** WRITTEN PROBLEM **
Transcribe the records that follow verbatim, reproducing every line without alteration.

━━━ DATASET

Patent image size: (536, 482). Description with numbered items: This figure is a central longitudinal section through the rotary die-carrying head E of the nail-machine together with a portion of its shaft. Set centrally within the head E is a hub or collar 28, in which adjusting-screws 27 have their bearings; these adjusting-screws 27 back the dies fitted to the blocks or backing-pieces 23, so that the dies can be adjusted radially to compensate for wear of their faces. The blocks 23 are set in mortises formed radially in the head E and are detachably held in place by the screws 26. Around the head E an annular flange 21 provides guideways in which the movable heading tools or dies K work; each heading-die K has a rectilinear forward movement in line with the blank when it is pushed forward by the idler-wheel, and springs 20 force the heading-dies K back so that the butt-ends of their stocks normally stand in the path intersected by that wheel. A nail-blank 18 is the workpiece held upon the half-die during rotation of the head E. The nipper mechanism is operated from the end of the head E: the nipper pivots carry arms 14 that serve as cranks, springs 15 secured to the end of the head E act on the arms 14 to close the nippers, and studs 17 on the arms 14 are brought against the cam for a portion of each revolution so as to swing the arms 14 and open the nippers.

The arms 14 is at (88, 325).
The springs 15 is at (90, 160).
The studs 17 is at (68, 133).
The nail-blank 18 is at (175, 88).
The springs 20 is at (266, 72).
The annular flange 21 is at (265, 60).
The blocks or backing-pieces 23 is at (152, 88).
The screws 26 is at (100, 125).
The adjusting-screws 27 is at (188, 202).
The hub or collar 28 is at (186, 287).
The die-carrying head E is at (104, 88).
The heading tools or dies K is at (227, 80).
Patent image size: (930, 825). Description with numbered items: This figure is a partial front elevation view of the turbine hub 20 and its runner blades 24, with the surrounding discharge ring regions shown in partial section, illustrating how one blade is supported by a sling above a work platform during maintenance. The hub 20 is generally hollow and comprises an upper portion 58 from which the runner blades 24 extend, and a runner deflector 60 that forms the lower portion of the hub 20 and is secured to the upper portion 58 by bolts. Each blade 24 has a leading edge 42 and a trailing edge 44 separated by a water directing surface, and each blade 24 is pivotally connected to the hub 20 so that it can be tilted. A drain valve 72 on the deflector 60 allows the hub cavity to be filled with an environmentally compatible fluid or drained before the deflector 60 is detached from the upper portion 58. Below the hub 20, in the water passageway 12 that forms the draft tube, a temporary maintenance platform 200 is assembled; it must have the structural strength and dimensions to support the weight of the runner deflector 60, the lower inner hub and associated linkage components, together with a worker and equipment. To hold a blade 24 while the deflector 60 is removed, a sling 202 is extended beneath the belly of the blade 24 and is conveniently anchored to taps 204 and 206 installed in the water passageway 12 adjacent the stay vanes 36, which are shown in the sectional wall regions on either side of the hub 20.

━━━━━━

** REPLY TO THE TASK **
Patent image size: (536, 482). Description with numbered items: This figure is a central longitudinal section through the rotary die-carrying head E of the nail-machine together with a portion of its shaft. Set centrally within the head E is a hub or collar 28, in which adjusting-screws 27 have their bearings; these adjusting-screws 27 back the dies fitted to the blocks or backing-pieces 23, so that the dies can be adjusted radially to compensate for wear of their faces. The blocks 23 are set in mortises formed radially in the head E and are detachably held in place by the screws 26. Around the head E an annular flange 21 provides guideways in which the movable heading tools or dies K work; each heading-die K has a rectilinear forward movement in line with the blank when it is pushed forward by the idler-wheel, and springs 20 force the heading-dies K back so that the butt-ends of their stocks normally stand in the path intersected by that wheel. A nail-blank 18 is the workpiece held upon the half-die during rotation of the head E. The nipper mechanism is operated from the end of the head E: the nipper pivots carry arms 14 that serve as cranks, springs 15 secured to the end of the head E act on the arms 14 to close the nippers, and studs 17 on the arms 14 are brought against the cam for a portion of each revolution so as to swing the arms 14 and open the nippers.

The arms 14 is at (88, 325).
The springs 15 is at (90, 160).
The studs 17 is at (68, 133).
The nail-blank 18 is at (175, 88).
The springs 20 is at (266, 72).
The annular flange 21 is at (265, 60).
The blocks or backing-pieces 23 is at (152, 88).
The screws 26 is at (100, 125).
The adjusting-screws 27 is at (188, 202).
The hub or collar 28 is at (186, 287).
The die-carrying head E is at (104, 88).
The heading tools or dies K is at (227, 80).
Patent image size: (930, 825). Description with numbered items: This figure is a partial front elevation view of the turbine hub 20 and its runner blades 24, with the surrounding discharge ring regions shown in partial section, illustrating how one blade is supported by a sling above a work platform during maintenance. The hub 20 is generally hollow and comprises an upper portion 58 from which the runner blades 24 extend, and a runner deflector 60 that forms the lower portion of the hub 20 and is secured to the upper portion 58 by bolts. Each blade 24 has a leading edge 42 and a trailing edge 44 separated by a water directing surface, and each blade 24 is pivotally connected to the hub 20 so that it can be tilted. A drain valve 72 on the deflector 60 allows the hub cavity to be filled with an environmentally compatible fluid or drained before the deflector 60 is detached from the upper portion 58. Below the hub 20, in the water passageway 12 that forms the draft tube, a temporary maintenance platform 200 is assembled; it must have the structural strength and dimensions to support the weight of the runner deflector 60, the lower inner hub and associated linkage components, together with a worker and equipment. To hold a blade 24 while the deflector 60 is removed, a sling 202 is extended beneath the belly of the blade 24 and is conveniently anchored to taps 204 and 206 installed in the water passageway 12 adjacent the stay vanes 36, which are shown in the sectional wall regions on either side of the hub 20.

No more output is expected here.